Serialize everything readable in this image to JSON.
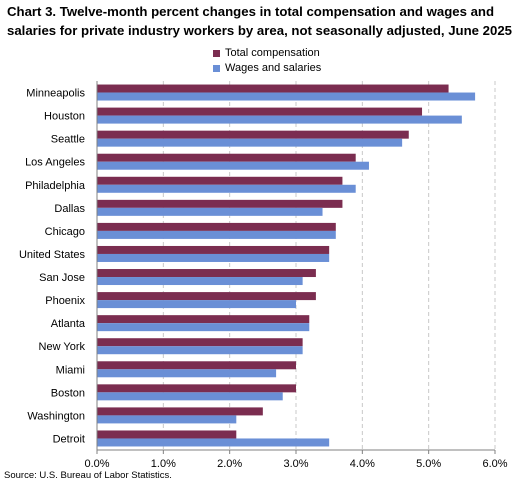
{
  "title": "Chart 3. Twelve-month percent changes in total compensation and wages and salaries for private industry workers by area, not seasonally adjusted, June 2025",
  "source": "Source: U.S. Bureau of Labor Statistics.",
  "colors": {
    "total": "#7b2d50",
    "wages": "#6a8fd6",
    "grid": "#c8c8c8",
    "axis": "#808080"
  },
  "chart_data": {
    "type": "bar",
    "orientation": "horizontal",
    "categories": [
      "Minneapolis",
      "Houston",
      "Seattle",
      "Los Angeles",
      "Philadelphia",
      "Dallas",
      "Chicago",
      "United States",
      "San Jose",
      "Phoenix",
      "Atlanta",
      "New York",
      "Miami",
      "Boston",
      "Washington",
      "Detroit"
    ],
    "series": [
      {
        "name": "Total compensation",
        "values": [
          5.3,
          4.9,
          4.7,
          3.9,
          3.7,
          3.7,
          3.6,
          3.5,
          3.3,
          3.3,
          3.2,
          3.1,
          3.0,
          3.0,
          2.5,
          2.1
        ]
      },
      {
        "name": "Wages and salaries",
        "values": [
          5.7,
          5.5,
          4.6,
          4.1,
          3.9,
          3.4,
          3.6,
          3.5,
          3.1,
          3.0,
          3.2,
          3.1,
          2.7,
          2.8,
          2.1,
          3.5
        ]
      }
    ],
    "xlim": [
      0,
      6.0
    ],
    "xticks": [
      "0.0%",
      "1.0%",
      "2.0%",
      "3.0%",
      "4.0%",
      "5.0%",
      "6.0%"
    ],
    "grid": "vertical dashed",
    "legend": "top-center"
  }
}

==================================================

**WORK TO DO**.
Reproduce the material above in full and without alteration, but skip all pictures.

**RESULT BELOW**.
Serialize everything readable in this image to JSON.
{
  "title": "Chart 3. Twelve-month percent changes in total compensation and wages and salaries for private industry workers by area, not seasonally adjusted, June 2025",
  "source": "Source: U.S. Bureau of Labor Statistics.",
  "colors": {
    "total": "#7b2d50",
    "wages": "#6a8fd6",
    "grid": "#c8c8c8",
    "axis": "#808080"
  },
  "chart_data": {
    "type": "bar",
    "orientation": "horizontal",
    "categories": [
      "Minneapolis",
      "Houston",
      "Seattle",
      "Los Angeles",
      "Philadelphia",
      "Dallas",
      "Chicago",
      "United States",
      "San Jose",
      "Phoenix",
      "Atlanta",
      "New York",
      "Miami",
      "Boston",
      "Washington",
      "Detroit"
    ],
    "series": [
      {
        "name": "Total compensation",
        "values": [
          5.3,
          4.9,
          4.7,
          3.9,
          3.7,
          3.7,
          3.6,
          3.5,
          3.3,
          3.3,
          3.2,
          3.1,
          3.0,
          3.0,
          2.5,
          2.1
        ]
      },
      {
        "name": "Wages and salaries",
        "values": [
          5.7,
          5.5,
          4.6,
          4.1,
          3.9,
          3.4,
          3.6,
          3.5,
          3.1,
          3.0,
          3.2,
          3.1,
          2.7,
          2.8,
          2.1,
          3.5
        ]
      }
    ],
    "xlim": [
      0,
      6.0
    ],
    "xticks": [
      "0.0%",
      "1.0%",
      "2.0%",
      "3.0%",
      "4.0%",
      "5.0%",
      "6.0%"
    ],
    "grid": "vertical dashed",
    "legend": "top-center"
  }
}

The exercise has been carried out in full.